= Work to do =
The complete listing should be restated exactly.

>>>

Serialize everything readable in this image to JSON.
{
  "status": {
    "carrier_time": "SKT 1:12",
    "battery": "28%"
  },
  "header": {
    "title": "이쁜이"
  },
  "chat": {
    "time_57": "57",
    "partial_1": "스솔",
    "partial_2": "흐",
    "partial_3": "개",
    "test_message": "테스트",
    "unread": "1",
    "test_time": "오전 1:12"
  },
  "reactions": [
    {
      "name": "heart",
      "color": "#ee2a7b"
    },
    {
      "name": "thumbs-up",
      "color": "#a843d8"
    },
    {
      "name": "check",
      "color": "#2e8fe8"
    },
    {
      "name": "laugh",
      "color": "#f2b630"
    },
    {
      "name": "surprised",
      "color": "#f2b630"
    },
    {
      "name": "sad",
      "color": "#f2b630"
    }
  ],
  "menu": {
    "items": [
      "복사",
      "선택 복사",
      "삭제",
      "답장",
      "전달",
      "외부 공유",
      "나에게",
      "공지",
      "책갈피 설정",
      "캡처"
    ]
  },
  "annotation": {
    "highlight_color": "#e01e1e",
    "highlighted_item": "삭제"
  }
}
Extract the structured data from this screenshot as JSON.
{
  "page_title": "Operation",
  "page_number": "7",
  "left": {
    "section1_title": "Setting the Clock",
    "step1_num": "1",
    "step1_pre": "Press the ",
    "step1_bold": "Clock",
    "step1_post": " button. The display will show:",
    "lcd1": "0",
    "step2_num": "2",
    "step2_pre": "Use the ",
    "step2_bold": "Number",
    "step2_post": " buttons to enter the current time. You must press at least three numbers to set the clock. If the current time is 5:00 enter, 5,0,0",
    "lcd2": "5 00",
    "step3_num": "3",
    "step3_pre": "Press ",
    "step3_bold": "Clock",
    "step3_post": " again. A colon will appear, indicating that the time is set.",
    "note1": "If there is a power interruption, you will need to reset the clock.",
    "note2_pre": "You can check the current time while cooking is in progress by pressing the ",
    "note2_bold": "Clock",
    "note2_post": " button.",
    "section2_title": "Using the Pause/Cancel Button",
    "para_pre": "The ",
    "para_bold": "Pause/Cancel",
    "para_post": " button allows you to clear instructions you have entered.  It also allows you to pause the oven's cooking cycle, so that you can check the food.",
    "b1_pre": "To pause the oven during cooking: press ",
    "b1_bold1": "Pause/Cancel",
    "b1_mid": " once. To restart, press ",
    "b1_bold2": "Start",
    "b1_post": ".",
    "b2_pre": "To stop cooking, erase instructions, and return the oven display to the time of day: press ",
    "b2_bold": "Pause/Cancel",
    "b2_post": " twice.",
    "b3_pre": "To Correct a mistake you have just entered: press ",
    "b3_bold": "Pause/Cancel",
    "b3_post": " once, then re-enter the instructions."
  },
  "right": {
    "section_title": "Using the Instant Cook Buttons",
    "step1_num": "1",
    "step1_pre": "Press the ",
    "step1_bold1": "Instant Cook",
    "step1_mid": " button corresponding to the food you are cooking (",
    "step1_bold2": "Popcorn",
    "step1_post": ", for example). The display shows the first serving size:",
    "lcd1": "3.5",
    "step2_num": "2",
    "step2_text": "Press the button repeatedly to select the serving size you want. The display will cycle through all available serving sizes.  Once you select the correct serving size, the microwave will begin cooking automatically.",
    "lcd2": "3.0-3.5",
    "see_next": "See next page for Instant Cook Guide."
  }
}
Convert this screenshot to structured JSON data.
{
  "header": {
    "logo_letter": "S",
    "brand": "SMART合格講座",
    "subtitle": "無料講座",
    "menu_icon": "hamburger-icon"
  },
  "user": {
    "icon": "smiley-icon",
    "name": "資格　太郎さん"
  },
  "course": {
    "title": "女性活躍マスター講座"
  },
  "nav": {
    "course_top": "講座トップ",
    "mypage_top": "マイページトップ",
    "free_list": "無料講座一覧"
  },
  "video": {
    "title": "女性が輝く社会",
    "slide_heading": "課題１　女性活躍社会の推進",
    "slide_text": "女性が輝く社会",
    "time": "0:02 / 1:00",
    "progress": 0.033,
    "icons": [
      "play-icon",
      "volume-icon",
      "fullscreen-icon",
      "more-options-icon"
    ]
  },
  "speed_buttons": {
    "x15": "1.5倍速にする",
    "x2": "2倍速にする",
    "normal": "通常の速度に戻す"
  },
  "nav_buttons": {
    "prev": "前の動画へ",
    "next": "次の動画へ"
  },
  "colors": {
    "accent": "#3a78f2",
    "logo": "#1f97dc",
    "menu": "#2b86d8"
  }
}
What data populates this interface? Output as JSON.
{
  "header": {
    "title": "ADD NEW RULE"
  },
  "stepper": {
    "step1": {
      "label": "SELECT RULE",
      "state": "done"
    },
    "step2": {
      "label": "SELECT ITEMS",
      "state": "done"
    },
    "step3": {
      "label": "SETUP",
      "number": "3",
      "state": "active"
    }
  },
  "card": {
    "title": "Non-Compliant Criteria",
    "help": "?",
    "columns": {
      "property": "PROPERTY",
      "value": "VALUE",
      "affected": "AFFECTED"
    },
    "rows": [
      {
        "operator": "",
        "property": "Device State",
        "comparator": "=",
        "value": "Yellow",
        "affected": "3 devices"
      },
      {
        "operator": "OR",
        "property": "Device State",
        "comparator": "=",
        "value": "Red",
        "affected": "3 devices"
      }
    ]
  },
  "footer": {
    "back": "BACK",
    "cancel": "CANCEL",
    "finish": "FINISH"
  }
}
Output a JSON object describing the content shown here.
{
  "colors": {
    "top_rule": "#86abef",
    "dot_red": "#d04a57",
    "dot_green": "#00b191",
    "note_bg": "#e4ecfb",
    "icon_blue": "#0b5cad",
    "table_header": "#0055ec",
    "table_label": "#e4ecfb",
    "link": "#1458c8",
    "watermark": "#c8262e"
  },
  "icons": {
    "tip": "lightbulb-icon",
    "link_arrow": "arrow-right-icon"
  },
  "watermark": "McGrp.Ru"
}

<<<

= Exercise response =
Serialize everything readable in this image to JSON.
{
  "status": {
    "carrier_time": "SKT 1:12",
    "battery": "28%"
  },
  "header": {
    "title": "이쁜이"
  },
  "chat": {
    "time_57": "57",
    "partial_1": "스솔",
    "partial_2": "흐",
    "partial_3": "개",
    "test_message": "테스트",
    "unread": "1",
    "test_time": "오전 1:12"
  },
  "reactions": [
    {
      "name": "heart",
      "color": "#ee2a7b"
    },
    {
      "name": "thumbs-up",
      "color": "#a843d8"
    },
    {
      "name": "check",
      "color": "#2e8fe8"
    },
    {
      "name": "laugh",
      "color": "#f2b630"
    },
    {
      "name": "surprised",
      "color": "#f2b630"
    },
    {
      "name": "sad",
      "color": "#f2b630"
    }
  ],
  "menu": {
    "items": [
      "복사",
      "선택 복사",
      "삭제",
      "답장",
      "전달",
      "외부 공유",
      "나에게",
      "공지",
      "책갈피 설정",
      "캡처"
    ]
  },
  "annotation": {
    "highlight_color": "#e01e1e",
    "highlighted_item": "삭제"
  }
}
Extract the structured data from this screenshot as JSON.
{
  "page_title": "Operation",
  "page_number": "7",
  "left": {
    "section1_title": "Setting the Clock",
    "step1_num": "1",
    "step1_pre": "Press the ",
    "step1_bold": "Clock",
    "step1_post": " button. The display will show:",
    "lcd1": "0",
    "step2_num": "2",
    "step2_pre": "Use the ",
    "step2_bold": "Number",
    "step2_post": " buttons to enter the current time. You must press at least three numbers to set the clock. If the current time is 5:00 enter, 5,0,0",
    "lcd2": "5 00",
    "step3_num": "3",
    "step3_pre": "Press ",
    "step3_bold": "Clock",
    "step3_post": " again. A colon will appear, indicating that the time is set.",
    "note1": "If there is a power interruption, you will need to reset the clock.",
    "note2_pre": "You can check the current time while cooking is in progress by pressing the ",
    "note2_bold": "Clock",
    "note2_post": " button.",
    "section2_title": "Using the Pause/Cancel Button",
    "para_pre": "The ",
    "para_bold": "Pause/Cancel",
    "para_post": " button allows you to clear instructions you have entered.  It also allows you to pause the oven's cooking cycle, so that you can check the food.",
    "b1_pre": "To pause the oven during cooking: press ",
    "b1_bold1": "Pause/Cancel",
    "b1_mid": " once. To restart, press ",
    "b1_bold2": "Start",
    "b1_post": ".",
    "b2_pre": "To stop cooking, erase instructions, and return the oven display to the time of day: press ",
    "b2_bold": "Pause/Cancel",
    "b2_post": " twice.",
    "b3_pre": "To Correct a mistake you have just entered: press ",
    "b3_bold": "Pause/Cancel",
    "b3_post": " once, then re-enter the instructions."
  },
  "right": {
    "section_title": "Using the Instant Cook Buttons",
    "step1_num": "1",
    "step1_pre": "Press the ",
    "step1_bold1": "Instant Cook",
    "step1_mid": " button corresponding to the food you are cooking (",
    "step1_bold2": "Popcorn",
    "step1_post": ", for example). The display shows the first serving size:",
    "lcd1": "3.5",
    "step2_num": "2",
    "step2_text": "Press the button repeatedly to select the serving size you want. The display will cycle through all available serving sizes.  Once you select the correct serving size, the microwave will begin cooking automatically.",
    "lcd2": "3.0-3.5",
    "see_next": "See next page for Instant Cook Guide."
  }
}
Convert this screenshot to structured JSON data.
{
  "header": {
    "logo_letter": "S",
    "brand": "SMART合格講座",
    "subtitle": "無料講座",
    "menu_icon": "hamburger-icon"
  },
  "user": {
    "icon": "smiley-icon",
    "name": "資格　太郎さん"
  },
  "course": {
    "title": "女性活躍マスター講座"
  },
  "nav": {
    "course_top": "講座トップ",
    "mypage_top": "マイページトップ",
    "free_list": "無料講座一覧"
  },
  "video": {
    "title": "女性が輝く社会",
    "slide_heading": "課題１　女性活躍社会の推進",
    "slide_text": "女性が輝く社会",
    "time": "0:02 / 1:00",
    "progress": 0.033,
    "icons": [
      "play-icon",
      "volume-icon",
      "fullscreen-icon",
      "more-options-icon"
    ]
  },
  "speed_buttons": {
    "x15": "1.5倍速にする",
    "x2": "2倍速にする",
    "normal": "通常の速度に戻す"
  },
  "nav_buttons": {
    "prev": "前の動画へ",
    "next": "次の動画へ"
  },
  "colors": {
    "accent": "#3a78f2",
    "logo": "#1f97dc",
    "menu": "#2b86d8"
  }
}
What data populates this interface? Output as JSON.
{
  "header": {
    "title": "ADD NEW RULE"
  },
  "stepper": {
    "step1": {
      "label": "SELECT RULE",
      "state": "done"
    },
    "step2": {
      "label": "SELECT ITEMS",
      "state": "done"
    },
    "step3": {
      "label": "SETUP",
      "number": "3",
      "state": "active"
    }
  },
  "card": {
    "title": "Non-Compliant Criteria",
    "help": "?",
    "columns": {
      "property": "PROPERTY",
      "value": "VALUE",
      "affected": "AFFECTED"
    },
    "rows": [
      {
        "operator": "",
        "property": "Device State",
        "comparator": "=",
        "value": "Yellow",
        "affected": "3 devices"
      },
      {
        "operator": "OR",
        "property": "Device State",
        "comparator": "=",
        "value": "Red",
        "affected": "3 devices"
      }
    ]
  },
  "footer": {
    "back": "BACK",
    "cancel": "CANCEL",
    "finish": "FINISH"
  }
}
Output a JSON object describing the content shown here.
{
  "colors": {
    "top_rule": "#86abef",
    "dot_red": "#d04a57",
    "dot_green": "#00b191",
    "note_bg": "#e4ecfb",
    "icon_blue": "#0b5cad",
    "table_header": "#0055ec",
    "table_label": "#e4ecfb",
    "link": "#1458c8",
    "watermark": "#c8262e"
  },
  "icons": {
    "tip": "lightbulb-icon",
    "link_arrow": "arrow-right-icon"
  },
  "watermark": "McGrp.Ru"
}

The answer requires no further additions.